** BEGIN ITEMS **

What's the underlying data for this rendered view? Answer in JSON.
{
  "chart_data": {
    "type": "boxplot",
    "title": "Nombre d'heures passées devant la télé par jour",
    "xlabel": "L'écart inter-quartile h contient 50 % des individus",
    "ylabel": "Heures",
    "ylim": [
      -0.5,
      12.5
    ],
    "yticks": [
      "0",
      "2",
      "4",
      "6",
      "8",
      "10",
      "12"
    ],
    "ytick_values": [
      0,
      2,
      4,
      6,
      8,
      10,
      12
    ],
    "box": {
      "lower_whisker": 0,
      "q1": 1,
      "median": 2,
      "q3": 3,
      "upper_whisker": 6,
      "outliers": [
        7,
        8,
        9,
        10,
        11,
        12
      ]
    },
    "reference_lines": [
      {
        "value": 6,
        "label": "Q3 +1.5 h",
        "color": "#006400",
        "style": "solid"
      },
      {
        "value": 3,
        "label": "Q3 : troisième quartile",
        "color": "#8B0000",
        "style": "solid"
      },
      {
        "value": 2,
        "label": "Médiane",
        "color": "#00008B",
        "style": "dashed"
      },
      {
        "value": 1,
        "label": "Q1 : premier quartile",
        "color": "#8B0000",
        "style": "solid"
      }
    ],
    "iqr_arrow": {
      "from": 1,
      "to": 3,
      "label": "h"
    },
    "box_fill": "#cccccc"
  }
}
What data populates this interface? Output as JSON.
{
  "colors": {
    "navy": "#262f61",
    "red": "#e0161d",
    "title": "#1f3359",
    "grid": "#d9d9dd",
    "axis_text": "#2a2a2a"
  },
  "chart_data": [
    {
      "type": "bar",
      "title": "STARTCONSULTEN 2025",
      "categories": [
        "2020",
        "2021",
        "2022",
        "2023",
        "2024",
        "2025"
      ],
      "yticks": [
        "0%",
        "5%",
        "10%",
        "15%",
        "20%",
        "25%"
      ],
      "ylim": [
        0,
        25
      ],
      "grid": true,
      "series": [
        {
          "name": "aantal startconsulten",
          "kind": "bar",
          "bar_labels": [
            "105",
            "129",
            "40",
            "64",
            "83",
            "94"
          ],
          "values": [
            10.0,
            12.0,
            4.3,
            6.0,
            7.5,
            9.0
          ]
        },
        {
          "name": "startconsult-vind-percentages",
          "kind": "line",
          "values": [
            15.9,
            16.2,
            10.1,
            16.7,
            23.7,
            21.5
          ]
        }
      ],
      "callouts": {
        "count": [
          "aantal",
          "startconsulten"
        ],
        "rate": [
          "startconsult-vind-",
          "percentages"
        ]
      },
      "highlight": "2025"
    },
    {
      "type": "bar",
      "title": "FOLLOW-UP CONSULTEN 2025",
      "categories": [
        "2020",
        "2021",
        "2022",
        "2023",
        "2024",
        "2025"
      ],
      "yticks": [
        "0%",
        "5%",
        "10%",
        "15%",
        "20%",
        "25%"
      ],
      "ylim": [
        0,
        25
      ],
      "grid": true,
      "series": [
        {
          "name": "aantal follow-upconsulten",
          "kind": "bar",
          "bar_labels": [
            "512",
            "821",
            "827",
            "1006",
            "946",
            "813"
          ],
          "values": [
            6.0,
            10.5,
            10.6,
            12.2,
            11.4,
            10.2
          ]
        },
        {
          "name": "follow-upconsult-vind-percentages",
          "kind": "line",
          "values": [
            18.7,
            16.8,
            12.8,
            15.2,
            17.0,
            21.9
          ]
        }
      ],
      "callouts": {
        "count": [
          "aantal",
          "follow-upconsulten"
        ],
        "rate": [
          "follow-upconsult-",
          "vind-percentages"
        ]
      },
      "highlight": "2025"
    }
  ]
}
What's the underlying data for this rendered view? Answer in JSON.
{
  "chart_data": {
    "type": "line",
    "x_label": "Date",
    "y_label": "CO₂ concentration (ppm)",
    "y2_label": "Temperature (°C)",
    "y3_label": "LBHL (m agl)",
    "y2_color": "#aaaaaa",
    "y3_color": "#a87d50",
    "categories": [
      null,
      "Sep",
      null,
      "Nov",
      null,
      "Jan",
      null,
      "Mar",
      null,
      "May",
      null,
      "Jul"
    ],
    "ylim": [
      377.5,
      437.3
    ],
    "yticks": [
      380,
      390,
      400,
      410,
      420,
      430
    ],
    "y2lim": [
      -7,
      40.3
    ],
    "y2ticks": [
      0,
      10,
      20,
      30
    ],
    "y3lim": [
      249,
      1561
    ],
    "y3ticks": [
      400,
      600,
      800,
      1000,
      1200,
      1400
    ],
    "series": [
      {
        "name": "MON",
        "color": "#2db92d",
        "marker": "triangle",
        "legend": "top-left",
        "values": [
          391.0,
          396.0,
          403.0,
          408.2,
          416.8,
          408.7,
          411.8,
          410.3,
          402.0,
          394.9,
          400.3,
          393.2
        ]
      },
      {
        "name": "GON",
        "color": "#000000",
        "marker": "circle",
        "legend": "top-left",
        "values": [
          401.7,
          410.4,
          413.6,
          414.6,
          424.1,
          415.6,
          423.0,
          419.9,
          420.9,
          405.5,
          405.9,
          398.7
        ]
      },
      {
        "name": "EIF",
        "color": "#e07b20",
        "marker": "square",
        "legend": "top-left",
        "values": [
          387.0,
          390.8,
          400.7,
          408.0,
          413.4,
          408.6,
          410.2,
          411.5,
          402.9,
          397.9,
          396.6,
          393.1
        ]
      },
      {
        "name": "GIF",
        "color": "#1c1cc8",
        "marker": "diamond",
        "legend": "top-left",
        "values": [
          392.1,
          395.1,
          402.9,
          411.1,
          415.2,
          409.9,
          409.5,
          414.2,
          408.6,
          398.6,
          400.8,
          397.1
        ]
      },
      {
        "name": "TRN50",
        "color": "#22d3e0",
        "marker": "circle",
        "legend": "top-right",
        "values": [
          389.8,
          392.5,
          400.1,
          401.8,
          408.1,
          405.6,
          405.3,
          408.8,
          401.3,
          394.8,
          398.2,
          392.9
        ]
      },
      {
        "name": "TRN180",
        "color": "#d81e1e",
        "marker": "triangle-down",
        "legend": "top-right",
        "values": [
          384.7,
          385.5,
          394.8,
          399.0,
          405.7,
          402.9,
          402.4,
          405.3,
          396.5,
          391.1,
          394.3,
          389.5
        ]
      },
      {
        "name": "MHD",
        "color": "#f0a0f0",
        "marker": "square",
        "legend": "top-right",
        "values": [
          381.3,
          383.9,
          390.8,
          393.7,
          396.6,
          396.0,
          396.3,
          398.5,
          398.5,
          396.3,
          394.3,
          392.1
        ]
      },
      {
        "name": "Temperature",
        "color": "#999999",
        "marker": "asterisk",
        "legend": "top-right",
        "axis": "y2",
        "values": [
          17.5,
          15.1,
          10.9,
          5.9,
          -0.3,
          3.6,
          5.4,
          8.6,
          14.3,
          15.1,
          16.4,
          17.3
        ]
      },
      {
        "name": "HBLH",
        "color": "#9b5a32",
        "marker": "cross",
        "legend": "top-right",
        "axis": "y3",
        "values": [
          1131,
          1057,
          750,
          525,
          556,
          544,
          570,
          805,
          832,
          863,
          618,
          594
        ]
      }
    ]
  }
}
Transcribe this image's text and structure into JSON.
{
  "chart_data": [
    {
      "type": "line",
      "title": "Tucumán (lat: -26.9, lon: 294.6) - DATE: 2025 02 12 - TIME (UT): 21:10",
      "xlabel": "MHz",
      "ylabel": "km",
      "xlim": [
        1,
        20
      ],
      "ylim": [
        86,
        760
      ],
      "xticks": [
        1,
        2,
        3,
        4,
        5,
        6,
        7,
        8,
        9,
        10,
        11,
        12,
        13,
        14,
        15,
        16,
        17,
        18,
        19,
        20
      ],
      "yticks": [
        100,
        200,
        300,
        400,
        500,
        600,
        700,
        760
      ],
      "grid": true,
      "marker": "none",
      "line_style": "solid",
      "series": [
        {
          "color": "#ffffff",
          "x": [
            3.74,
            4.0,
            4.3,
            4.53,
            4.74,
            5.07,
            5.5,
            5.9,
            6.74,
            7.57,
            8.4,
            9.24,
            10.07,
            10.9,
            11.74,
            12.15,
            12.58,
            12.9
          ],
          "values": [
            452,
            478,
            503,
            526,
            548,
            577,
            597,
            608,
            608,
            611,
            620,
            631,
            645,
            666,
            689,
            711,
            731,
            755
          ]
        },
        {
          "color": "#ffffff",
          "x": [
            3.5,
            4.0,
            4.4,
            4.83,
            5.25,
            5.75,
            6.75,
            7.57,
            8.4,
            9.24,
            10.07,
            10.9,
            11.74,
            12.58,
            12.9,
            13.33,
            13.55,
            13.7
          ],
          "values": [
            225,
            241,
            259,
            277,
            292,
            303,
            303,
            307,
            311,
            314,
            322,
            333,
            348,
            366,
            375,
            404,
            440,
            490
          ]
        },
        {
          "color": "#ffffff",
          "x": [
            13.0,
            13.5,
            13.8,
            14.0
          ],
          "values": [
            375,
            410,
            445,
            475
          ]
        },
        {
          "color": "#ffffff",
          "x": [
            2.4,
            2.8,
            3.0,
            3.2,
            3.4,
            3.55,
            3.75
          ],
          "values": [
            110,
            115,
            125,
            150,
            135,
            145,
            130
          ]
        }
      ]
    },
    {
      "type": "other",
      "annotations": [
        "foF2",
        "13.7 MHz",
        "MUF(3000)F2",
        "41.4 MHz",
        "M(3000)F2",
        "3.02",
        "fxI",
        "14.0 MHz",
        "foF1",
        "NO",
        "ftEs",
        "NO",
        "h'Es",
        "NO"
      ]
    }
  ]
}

** END ITEMS **

● TASK STATEMENT: Your answer should be a single number: the count of lines that contain "type".

● SOLUTION: 6